▼▼▼

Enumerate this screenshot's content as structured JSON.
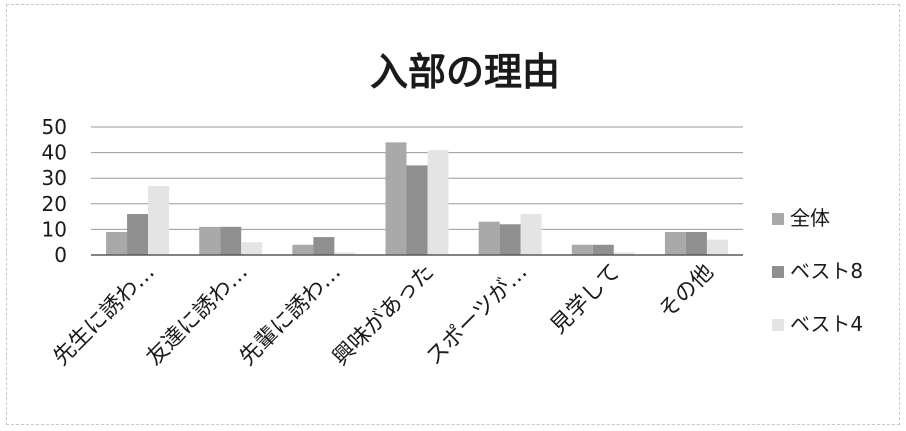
{
  "chart_data": {
    "type": "bar",
    "title": "入部の理由",
    "categories": [
      "先生に誘わ…",
      "友達に誘わ…",
      "先輩に誘わ…",
      "興味があった",
      "スポーツが…",
      "見学して",
      "その他"
    ],
    "series": [
      {
        "name": "全体",
        "values": [
          9,
          11,
          4,
          44,
          13,
          4,
          9
        ],
        "color": "#a9a9a9"
      },
      {
        "name": "ベスト8",
        "values": [
          16,
          11,
          7,
          35,
          12,
          4,
          9
        ],
        "color": "#8f8f8f"
      },
      {
        "name": "ベスト4",
        "values": [
          27,
          5,
          1,
          41,
          16,
          1,
          6
        ],
        "color": "#e4e4e4"
      }
    ],
    "ylim": [
      0,
      50
    ],
    "yticks": [
      0,
      10,
      20,
      30,
      40,
      50
    ],
    "grid": true,
    "legend": "right"
  }
}
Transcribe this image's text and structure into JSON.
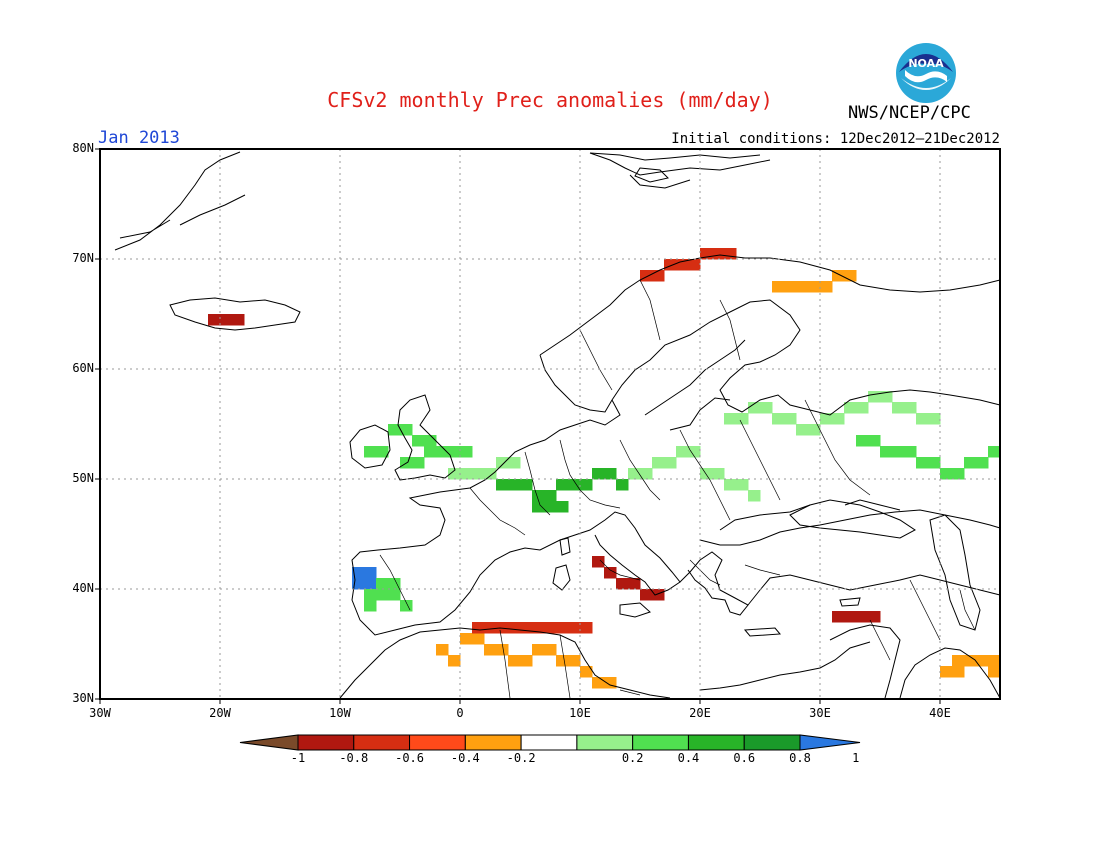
{
  "title": "CFSv2 monthly Prec anomalies (mm/day)",
  "month": "Jan 2013",
  "initial_conditions": "Initial conditions: 12Dec2012–21Dec2012",
  "agency": "NWS/NCEP/CPC",
  "logo_text": "NOAA",
  "colors": {
    "title": "#e0201a",
    "month": "#1f47d6",
    "grid": "#9a9a9a"
  },
  "lat_labels": [
    "80N",
    "70N",
    "60N",
    "50N",
    "40N",
    "30N"
  ],
  "lon_labels": [
    "30W",
    "20W",
    "10W",
    "0",
    "10E",
    "20E",
    "30E",
    "40E"
  ],
  "colorbar": {
    "bins": [
      {
        "color": "#7a4a2a"
      },
      {
        "color": "#b01810"
      },
      {
        "color": "#d62e12"
      },
      {
        "color": "#ff4a1a"
      },
      {
        "color": "#ffa010"
      },
      {
        "color": "#ffffff"
      },
      {
        "color": "#96f08c"
      },
      {
        "color": "#50e050"
      },
      {
        "color": "#28b428"
      },
      {
        "color": "#1a9a2a"
      },
      {
        "color": "#2a78e0"
      }
    ],
    "labels": [
      "-1",
      "-0.8",
      "-0.6",
      "-0.4",
      "-0.2",
      "0.2",
      "0.4",
      "0.6",
      "0.8",
      "1"
    ]
  },
  "map_extent": {
    "lon": [
      -30,
      45
    ],
    "lat": [
      30,
      80
    ]
  },
  "anomaly_patches": [
    {
      "name": "uk-wet",
      "color": "#50e050",
      "cells": [
        [
          -8,
          52
        ],
        [
          -7,
          52
        ],
        [
          -6,
          54
        ],
        [
          -5,
          54
        ],
        [
          -4,
          53
        ],
        [
          -3,
          53
        ],
        [
          -3,
          52
        ],
        [
          -2,
          52
        ],
        [
          -1,
          52
        ],
        [
          0,
          52
        ],
        [
          -5,
          51
        ],
        [
          -4,
          51
        ]
      ]
    },
    {
      "name": "central-europe-wet",
      "color": "#28b428",
      "cells": [
        [
          3,
          49
        ],
        [
          4,
          49
        ],
        [
          5,
          49
        ],
        [
          6,
          48
        ],
        [
          7,
          48
        ],
        [
          8,
          49
        ],
        [
          9,
          49
        ],
        [
          10,
          49
        ],
        [
          11,
          50
        ],
        [
          12,
          50
        ],
        [
          13,
          49
        ],
        [
          6,
          47
        ],
        [
          7,
          47
        ],
        [
          8,
          47
        ]
      ]
    },
    {
      "name": "central-europe-light",
      "color": "#96f08c",
      "cells": [
        [
          -1,
          50
        ],
        [
          0,
          50
        ],
        [
          1,
          50
        ],
        [
          2,
          50
        ],
        [
          3,
          51
        ],
        [
          4,
          51
        ],
        [
          14,
          50
        ],
        [
          15,
          50
        ],
        [
          16,
          51
        ],
        [
          17,
          51
        ],
        [
          18,
          52
        ],
        [
          19,
          52
        ],
        [
          20,
          50
        ],
        [
          21,
          50
        ],
        [
          22,
          49
        ],
        [
          23,
          49
        ],
        [
          24,
          48
        ]
      ]
    },
    {
      "name": "russia-wet",
      "color": "#50e050",
      "cells": [
        [
          33,
          53
        ],
        [
          34,
          53
        ],
        [
          35,
          52
        ],
        [
          36,
          52
        ],
        [
          37,
          52
        ],
        [
          38,
          51
        ],
        [
          39,
          51
        ],
        [
          40,
          50
        ],
        [
          41,
          50
        ],
        [
          42,
          51
        ],
        [
          43,
          51
        ],
        [
          44,
          52
        ]
      ]
    },
    {
      "name": "russia-light",
      "color": "#96f08c",
      "cells": [
        [
          22,
          55
        ],
        [
          23,
          55
        ],
        [
          24,
          56
        ],
        [
          25,
          56
        ],
        [
          26,
          55
        ],
        [
          27,
          55
        ],
        [
          28,
          54
        ],
        [
          29,
          54
        ],
        [
          30,
          55
        ],
        [
          31,
          55
        ],
        [
          32,
          56
        ],
        [
          33,
          56
        ],
        [
          34,
          57
        ],
        [
          35,
          57
        ],
        [
          36,
          56
        ],
        [
          37,
          56
        ],
        [
          38,
          55
        ],
        [
          39,
          55
        ]
      ]
    },
    {
      "name": "portugal-blue",
      "color": "#2a78e0",
      "cells": [
        [
          -9,
          41
        ],
        [
          -8,
          41
        ],
        [
          -9,
          40
        ],
        [
          -8,
          40
        ]
      ]
    },
    {
      "name": "iberia-wet",
      "color": "#50e050",
      "cells": [
        [
          -7,
          40
        ],
        [
          -6,
          40
        ],
        [
          -7,
          39
        ],
        [
          -6,
          39
        ],
        [
          -5,
          38
        ],
        [
          -8,
          39
        ],
        [
          -8,
          38
        ]
      ]
    },
    {
      "name": "italy-dry",
      "color": "#b01810",
      "cells": [
        [
          13,
          40
        ],
        [
          14,
          40
        ],
        [
          15,
          39
        ],
        [
          16,
          39
        ],
        [
          12,
          41
        ],
        [
          11,
          42
        ]
      ]
    },
    {
      "name": "n-africa-dry",
      "color": "#ffa010",
      "cells": [
        [
          0,
          35
        ],
        [
          1,
          35
        ],
        [
          2,
          34
        ],
        [
          3,
          34
        ],
        [
          4,
          33
        ],
        [
          5,
          33
        ],
        [
          6,
          34
        ],
        [
          7,
          34
        ],
        [
          8,
          33
        ],
        [
          9,
          33
        ],
        [
          10,
          32
        ],
        [
          -2,
          34
        ],
        [
          -1,
          33
        ],
        [
          11,
          31
        ],
        [
          12,
          31
        ]
      ]
    },
    {
      "name": "tunisia-red",
      "color": "#d62e12",
      "cells": [
        [
          1,
          36
        ],
        [
          2,
          36
        ],
        [
          3,
          36
        ],
        [
          4,
          36
        ],
        [
          5,
          36
        ],
        [
          6,
          36
        ],
        [
          7,
          36
        ],
        [
          8,
          36
        ],
        [
          9,
          36
        ],
        [
          10,
          36
        ]
      ]
    },
    {
      "name": "norway-dry",
      "color": "#d62e12",
      "cells": [
        [
          15,
          68
        ],
        [
          16,
          68
        ],
        [
          17,
          69
        ],
        [
          18,
          69
        ],
        [
          19,
          69
        ],
        [
          20,
          70
        ],
        [
          21,
          70
        ],
        [
          22,
          70
        ]
      ]
    },
    {
      "name": "finland-dry",
      "color": "#ffa010",
      "cells": [
        [
          27,
          67
        ],
        [
          28,
          67
        ],
        [
          29,
          67
        ],
        [
          30,
          67
        ],
        [
          31,
          68
        ],
        [
          32,
          68
        ],
        [
          26,
          67
        ]
      ]
    },
    {
      "name": "iceland-dry",
      "color": "#b01810",
      "cells": [
        [
          -21,
          64
        ],
        [
          -20,
          64
        ],
        [
          -19,
          64
        ]
      ]
    },
    {
      "name": "turkey-dry",
      "color": "#b01810",
      "cells": [
        [
          31,
          37
        ],
        [
          32,
          37
        ],
        [
          33,
          37
        ],
        [
          34,
          37
        ]
      ]
    },
    {
      "name": "middle-east-dry",
      "color": "#ffa010",
      "cells": [
        [
          41,
          33
        ],
        [
          42,
          33
        ],
        [
          43,
          33
        ],
        [
          44,
          33
        ],
        [
          40,
          32
        ],
        [
          41,
          32
        ],
        [
          44,
          32
        ]
      ]
    }
  ]
}
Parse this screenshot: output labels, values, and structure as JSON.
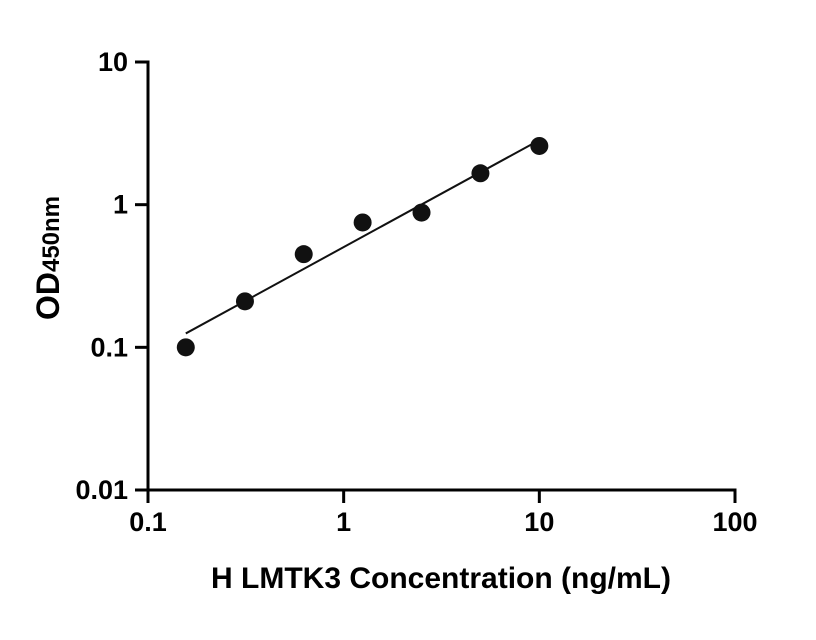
{
  "chart_data": {
    "type": "scatter",
    "title": "",
    "xlabel": "H LMTK3 Concentration (ng/mL)",
    "ylabel": "OD450nm",
    "ylabel_main": "OD",
    "ylabel_sub": "450nm",
    "x_scale": "log",
    "y_scale": "log",
    "xlim": [
      0.1,
      100
    ],
    "ylim": [
      0.01,
      10
    ],
    "x_ticks": [
      0.1,
      1,
      10,
      100
    ],
    "x_tick_labels": [
      "0.1",
      "1",
      "10",
      "100"
    ],
    "y_ticks": [
      0.01,
      0.1,
      1,
      10
    ],
    "y_tick_labels": [
      "0.01",
      "0.1",
      "1",
      "10"
    ],
    "grid": false,
    "legend": false,
    "series": [
      {
        "name": "standard-curve",
        "marker": "circle",
        "color": "#111111",
        "x": [
          0.156,
          0.313,
          0.625,
          1.25,
          2.5,
          5,
          10
        ],
        "y": [
          0.1,
          0.21,
          0.45,
          0.75,
          0.88,
          1.66,
          2.58
        ]
      }
    ],
    "trendline": {
      "type": "linear-loglog-regression",
      "x_range": [
        0.156,
        10
      ],
      "color": "#111111"
    },
    "colors": {
      "axis": "#000000",
      "point": "#111111",
      "line": "#111111"
    }
  }
}
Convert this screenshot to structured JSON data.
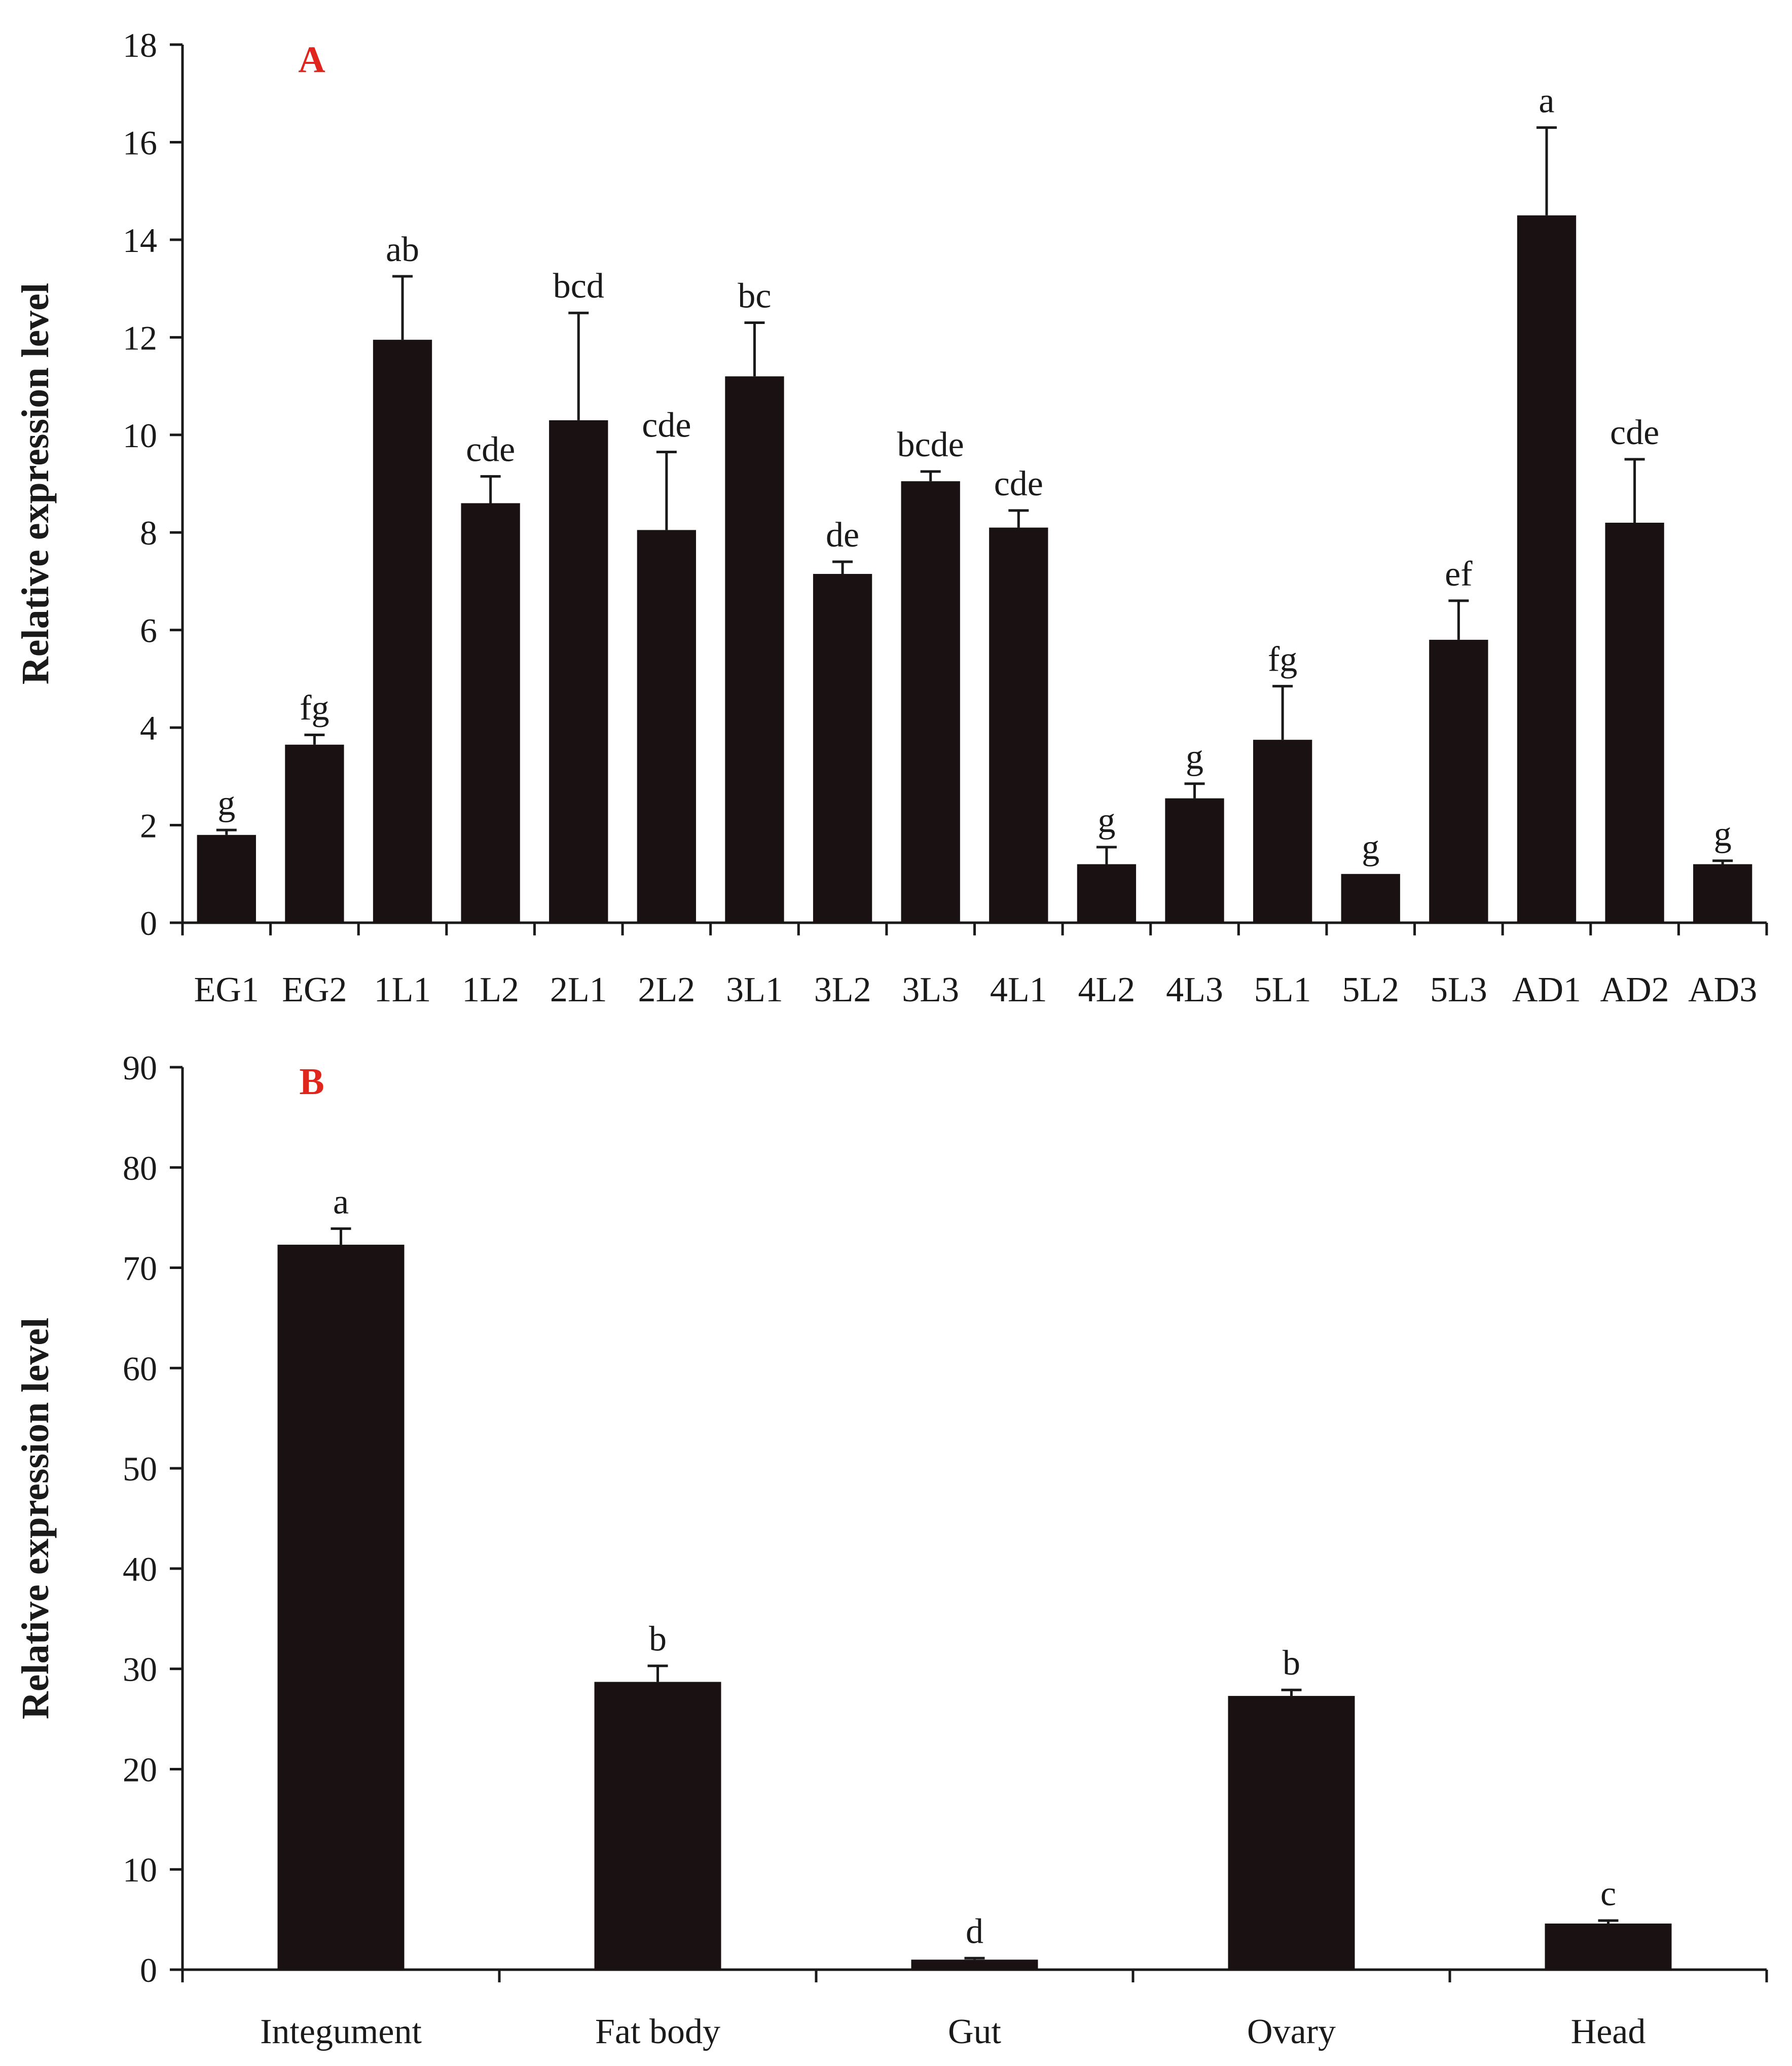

▲▲▲

*TASK DIRECTIONS*.
Check each line above for the word "light", and copy the lines where it appears.

*SOLUTION TO THIS PROBLEM*.
      "name": "central-europe-light",
      "name": "russia-light",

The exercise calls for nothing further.